• **What you have to do**
Give the listing again in full, exactly as written.
☆ ☆ ☆
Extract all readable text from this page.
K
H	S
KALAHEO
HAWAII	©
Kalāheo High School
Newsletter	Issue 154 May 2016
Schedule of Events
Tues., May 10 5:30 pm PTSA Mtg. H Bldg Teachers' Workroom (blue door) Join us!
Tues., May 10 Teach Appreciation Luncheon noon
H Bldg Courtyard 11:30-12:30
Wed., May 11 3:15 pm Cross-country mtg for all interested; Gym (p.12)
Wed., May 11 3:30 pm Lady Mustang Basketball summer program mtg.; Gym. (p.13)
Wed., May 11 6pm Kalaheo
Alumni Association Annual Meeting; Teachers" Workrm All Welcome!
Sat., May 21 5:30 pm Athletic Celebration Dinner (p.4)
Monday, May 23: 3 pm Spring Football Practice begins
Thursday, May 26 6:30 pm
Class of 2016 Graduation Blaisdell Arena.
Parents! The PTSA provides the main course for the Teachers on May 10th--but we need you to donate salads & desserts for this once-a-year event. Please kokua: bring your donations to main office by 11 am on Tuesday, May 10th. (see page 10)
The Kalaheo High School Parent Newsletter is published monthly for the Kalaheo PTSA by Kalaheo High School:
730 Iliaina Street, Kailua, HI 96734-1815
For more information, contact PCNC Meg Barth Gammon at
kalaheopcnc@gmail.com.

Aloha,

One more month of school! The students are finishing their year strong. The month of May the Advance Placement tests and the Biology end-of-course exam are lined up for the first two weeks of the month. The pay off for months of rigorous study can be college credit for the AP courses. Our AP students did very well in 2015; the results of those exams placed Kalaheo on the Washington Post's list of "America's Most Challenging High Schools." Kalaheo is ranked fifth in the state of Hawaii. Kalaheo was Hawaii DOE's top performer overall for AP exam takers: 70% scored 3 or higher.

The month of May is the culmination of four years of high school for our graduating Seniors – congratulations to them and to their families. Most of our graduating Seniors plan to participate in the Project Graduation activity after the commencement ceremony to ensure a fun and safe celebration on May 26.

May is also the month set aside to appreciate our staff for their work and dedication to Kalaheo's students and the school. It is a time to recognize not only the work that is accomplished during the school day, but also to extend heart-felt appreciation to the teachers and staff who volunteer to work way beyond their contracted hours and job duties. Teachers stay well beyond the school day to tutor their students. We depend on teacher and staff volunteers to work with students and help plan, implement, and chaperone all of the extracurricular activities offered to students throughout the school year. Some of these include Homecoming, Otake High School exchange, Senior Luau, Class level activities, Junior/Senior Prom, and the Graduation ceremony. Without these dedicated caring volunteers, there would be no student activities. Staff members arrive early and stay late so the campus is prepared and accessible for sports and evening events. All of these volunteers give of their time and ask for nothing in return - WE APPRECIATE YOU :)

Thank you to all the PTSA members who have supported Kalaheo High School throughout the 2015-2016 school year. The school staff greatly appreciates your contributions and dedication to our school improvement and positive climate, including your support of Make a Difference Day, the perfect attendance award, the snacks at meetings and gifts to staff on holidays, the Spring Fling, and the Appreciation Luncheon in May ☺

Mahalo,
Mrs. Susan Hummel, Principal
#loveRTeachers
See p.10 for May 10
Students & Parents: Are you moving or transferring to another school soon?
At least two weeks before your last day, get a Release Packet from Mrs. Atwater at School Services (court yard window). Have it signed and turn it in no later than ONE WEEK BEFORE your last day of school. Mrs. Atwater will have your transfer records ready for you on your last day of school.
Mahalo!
☆ ☆ ☆
• **Output of the exercise**
Extract all readable text from this page.
K
H	S
KALAHEO
HAWAII	©
Kalāheo High School
Newsletter	Issue 154 May 2016
Schedule of Events
Tues., May 10 5:30 pm PTSA Mtg. H Bldg Teachers' Workroom (blue door) Join us!
Tues., May 10 Teach Appreciation Luncheon noon
H Bldg Courtyard 11:30-12:30
Wed., May 11 3:15 pm Cross-country mtg for all interested; Gym (p.12)
Wed., May 11 3:30 pm Lady Mustang Basketball summer program mtg.; Gym. (p.13)
Wed., May 11 6pm Kalaheo
Alumni Association Annual Meeting; Teachers" Workrm All Welcome!
Sat., May 21 5:30 pm Athletic Celebration Dinner (p.4)
Monday, May 23: 3 pm Spring Football Practice begins
Thursday, May 26 6:30 pm
Class of 2016 Graduation Blaisdell Arena.
Parents! The PTSA provides the main course for the Teachers on May 10th--but we need you to donate salads & desserts for this once-a-year event. Please kokua: bring your donations to main office by 11 am on Tuesday, May 10th. (see page 10)
The Kalaheo High School Parent Newsletter is published monthly for the Kalaheo PTSA by Kalaheo High School:
730 Iliaina Street, Kailua, HI 96734-1815
For more information, contact PCNC Meg Barth Gammon at
kalaheopcnc@gmail.com.

Aloha,

One more month of school! The students are finishing their year strong. The month of May the Advance Placement tests and the Biology end-of-course exam are lined up for the first two weeks of the month. The pay off for months of rigorous study can be college credit for the AP courses. Our AP students did very well in 2015; the results of those exams placed Kalaheo on the Washington Post's list of "America's Most Challenging High Schools." Kalaheo is ranked fifth in the state of Hawaii. Kalaheo was Hawaii DOE's top performer overall for AP exam takers: 70% scored 3 or higher.

The month of May is the culmination of four years of high school for our graduating Seniors – congratulations to them and to their families. Most of our graduating Seniors plan to participate in the Project Graduation activity after the commencement ceremony to ensure a fun and safe celebration on May 26.

May is also the month set aside to appreciate our staff for their work and dedication to Kalaheo's students and the school. It is a time to recognize not only the work that is accomplished during the school day, but also to extend heart-felt appreciation to the teachers and staff who volunteer to work way beyond their contracted hours and job duties. Teachers stay well beyond the school day to tutor their students. We depend on teacher and staff volunteers to work with students and help plan, implement, and chaperone all of the extracurricular activities offered to students throughout the school year. Some of these include Homecoming, Otake High School exchange, Senior Luau, Class level activities, Junior/Senior Prom, and the Graduation ceremony. Without these dedicated caring volunteers, there would be no student activities. Staff members arrive early and stay late so the campus is prepared and accessible for sports and evening events. All of these volunteers give of their time and ask for nothing in return - WE APPRECIATE YOU :)

Thank you to all the PTSA members who have supported Kalaheo High School throughout the 2015-2016 school year. The school staff greatly appreciates your contributions and dedication to our school improvement and positive climate, including your support of Make a Difference Day, the perfect attendance award, the snacks at meetings and gifts to staff on holidays, the Spring Fling, and the Appreciation Luncheon in May ☺

Mahalo,
Mrs. Susan Hummel, Principal
#loveRTeachers
See p.10 for May 10
Students & Parents: Are you moving or transferring to another school soon?
At least two weeks before your last day, get a Release Packet from Mrs. Atwater at School Services (court yard window). Have it signed and turn it in no later than ONE WEEK BEFORE your last day of school. Mrs. Atwater will have your transfer records ready for you on your last day of school.
Mahalo!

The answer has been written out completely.